# What is being asked
Pick out all lines with the word "Skåne" from the records that follow.

______

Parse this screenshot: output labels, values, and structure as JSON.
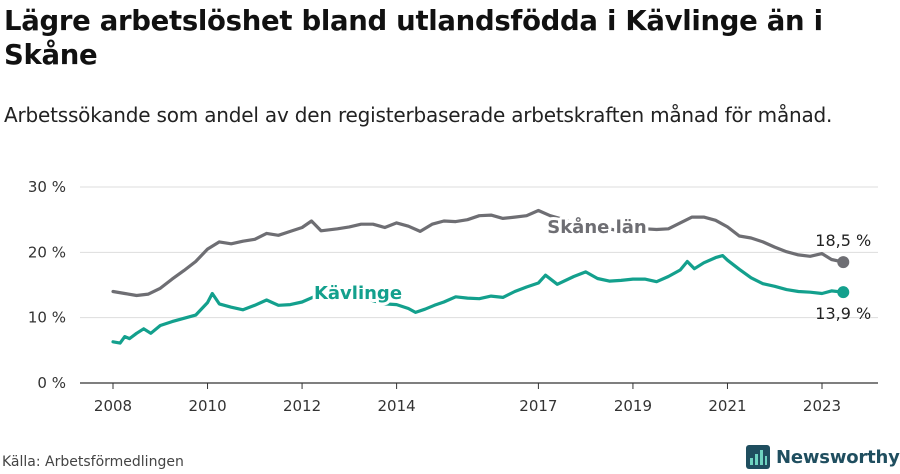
{
  "title": "Lägre arbetslöshet bland utlandsfödda i Kävlinge än i Skåne",
  "subtitle": "Arbetssökande som andel av den registerbaserade arbetskraften månad för månad.",
  "source": "Källa: Arbetsförmedlingen",
  "brand": "Newsworthy",
  "colors": {
    "skane": "#6e6e73",
    "kavlinge": "#13a08d",
    "grid": "#dddddd",
    "brand": "#1f4e5f"
  },
  "chart_data": {
    "type": "line",
    "ylim": [
      0,
      30
    ],
    "xlim": [
      2008.0,
      2023.6
    ],
    "yticks": [
      0,
      10,
      20,
      30
    ],
    "ytick_labels": [
      "0 %",
      "10 %",
      "20 %",
      "30 %"
    ],
    "xticks": [
      2008,
      2010,
      2012,
      2014,
      2017,
      2019,
      2021,
      2023
    ],
    "xtick_labels": [
      "2008",
      "2010",
      "2012",
      "2014",
      "2017",
      "2019",
      "2021",
      "2023"
    ],
    "series": [
      {
        "name": "Skåne län",
        "label": "Skåne län",
        "end_label": "18,5 %",
        "color": "#6e6e73",
        "points": [
          [
            2008.0,
            14.0
          ],
          [
            2008.25,
            13.7
          ],
          [
            2008.5,
            13.4
          ],
          [
            2008.75,
            13.6
          ],
          [
            2009.0,
            14.5
          ],
          [
            2009.25,
            15.9
          ],
          [
            2009.5,
            17.2
          ],
          [
            2009.75,
            18.6
          ],
          [
            2010.0,
            20.5
          ],
          [
            2010.25,
            21.6
          ],
          [
            2010.5,
            21.3
          ],
          [
            2010.75,
            21.7
          ],
          [
            2011.0,
            22.0
          ],
          [
            2011.25,
            22.9
          ],
          [
            2011.5,
            22.6
          ],
          [
            2011.75,
            23.2
          ],
          [
            2012.0,
            23.8
          ],
          [
            2012.2,
            24.8
          ],
          [
            2012.4,
            23.3
          ],
          [
            2012.75,
            23.6
          ],
          [
            2013.0,
            23.9
          ],
          [
            2013.25,
            24.3
          ],
          [
            2013.5,
            24.3
          ],
          [
            2013.75,
            23.8
          ],
          [
            2014.0,
            24.5
          ],
          [
            2014.25,
            24.0
          ],
          [
            2014.5,
            23.2
          ],
          [
            2014.75,
            24.3
          ],
          [
            2015.0,
            24.8
          ],
          [
            2015.25,
            24.7
          ],
          [
            2015.5,
            25.0
          ],
          [
            2015.75,
            25.6
          ],
          [
            2016.0,
            25.7
          ],
          [
            2016.25,
            25.2
          ],
          [
            2016.5,
            25.4
          ],
          [
            2016.75,
            25.6
          ],
          [
            2017.0,
            26.4
          ],
          [
            2017.25,
            25.6
          ],
          [
            2017.5,
            25.1
          ],
          [
            2017.75,
            24.4
          ],
          [
            2018.0,
            24.2
          ],
          [
            2018.25,
            24.0
          ],
          [
            2018.5,
            23.6
          ],
          [
            2018.75,
            23.2
          ],
          [
            2019.0,
            23.4
          ],
          [
            2019.25,
            23.6
          ],
          [
            2019.5,
            23.5
          ],
          [
            2019.75,
            23.6
          ],
          [
            2020.0,
            24.5
          ],
          [
            2020.25,
            25.4
          ],
          [
            2020.5,
            25.4
          ],
          [
            2020.75,
            24.9
          ],
          [
            2021.0,
            23.9
          ],
          [
            2021.25,
            22.5
          ],
          [
            2021.5,
            22.2
          ],
          [
            2021.75,
            21.6
          ],
          [
            2022.0,
            20.8
          ],
          [
            2022.25,
            20.1
          ],
          [
            2022.5,
            19.6
          ],
          [
            2022.75,
            19.4
          ],
          [
            2023.0,
            19.8
          ],
          [
            2023.2,
            18.9
          ],
          [
            2023.45,
            18.5
          ]
        ]
      },
      {
        "name": "Kävlinge",
        "label": "Kävlinge",
        "end_label": "13,9 %",
        "color": "#13a08d",
        "points": [
          [
            2008.0,
            6.3
          ],
          [
            2008.15,
            6.1
          ],
          [
            2008.25,
            7.1
          ],
          [
            2008.35,
            6.8
          ],
          [
            2008.5,
            7.6
          ],
          [
            2008.65,
            8.3
          ],
          [
            2008.8,
            7.6
          ],
          [
            2009.0,
            8.8
          ],
          [
            2009.25,
            9.4
          ],
          [
            2009.5,
            9.9
          ],
          [
            2009.75,
            10.4
          ],
          [
            2010.0,
            12.3
          ],
          [
            2010.1,
            13.7
          ],
          [
            2010.25,
            12.1
          ],
          [
            2010.5,
            11.6
          ],
          [
            2010.75,
            11.2
          ],
          [
            2011.0,
            11.9
          ],
          [
            2011.25,
            12.7
          ],
          [
            2011.5,
            11.9
          ],
          [
            2011.75,
            12.0
          ],
          [
            2012.0,
            12.4
          ],
          [
            2012.25,
            13.2
          ],
          [
            2012.5,
            13.4
          ],
          [
            2012.75,
            13.1
          ],
          [
            2013.0,
            13.0
          ],
          [
            2013.25,
            13.3
          ],
          [
            2013.5,
            12.6
          ],
          [
            2013.75,
            12.1
          ],
          [
            2014.0,
            12.0
          ],
          [
            2014.25,
            11.4
          ],
          [
            2014.4,
            10.8
          ],
          [
            2014.6,
            11.3
          ],
          [
            2014.8,
            11.9
          ],
          [
            2015.0,
            12.4
          ],
          [
            2015.25,
            13.2
          ],
          [
            2015.5,
            13.0
          ],
          [
            2015.75,
            12.9
          ],
          [
            2016.0,
            13.3
          ],
          [
            2016.25,
            13.1
          ],
          [
            2016.5,
            14.0
          ],
          [
            2016.75,
            14.7
          ],
          [
            2017.0,
            15.3
          ],
          [
            2017.15,
            16.5
          ],
          [
            2017.4,
            15.1
          ],
          [
            2017.75,
            16.3
          ],
          [
            2018.0,
            17.0
          ],
          [
            2018.25,
            16.0
          ],
          [
            2018.5,
            15.6
          ],
          [
            2018.75,
            15.7
          ],
          [
            2019.0,
            15.9
          ],
          [
            2019.25,
            15.9
          ],
          [
            2019.5,
            15.5
          ],
          [
            2019.75,
            16.3
          ],
          [
            2020.0,
            17.3
          ],
          [
            2020.15,
            18.6
          ],
          [
            2020.3,
            17.5
          ],
          [
            2020.5,
            18.4
          ],
          [
            2020.75,
            19.2
          ],
          [
            2020.9,
            19.5
          ],
          [
            2021.0,
            18.8
          ],
          [
            2021.25,
            17.4
          ],
          [
            2021.5,
            16.1
          ],
          [
            2021.75,
            15.2
          ],
          [
            2022.0,
            14.8
          ],
          [
            2022.25,
            14.3
          ],
          [
            2022.5,
            14.0
          ],
          [
            2022.75,
            13.9
          ],
          [
            2023.0,
            13.7
          ],
          [
            2023.2,
            14.1
          ],
          [
            2023.45,
            13.9
          ]
        ]
      }
    ]
  }
}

______

# Task result
  "title": "Lägre arbetslöshet bland utlandsfödda i Kävlinge än i Skåne",
        "name": "Skåne län",
        "label": "Skåne län",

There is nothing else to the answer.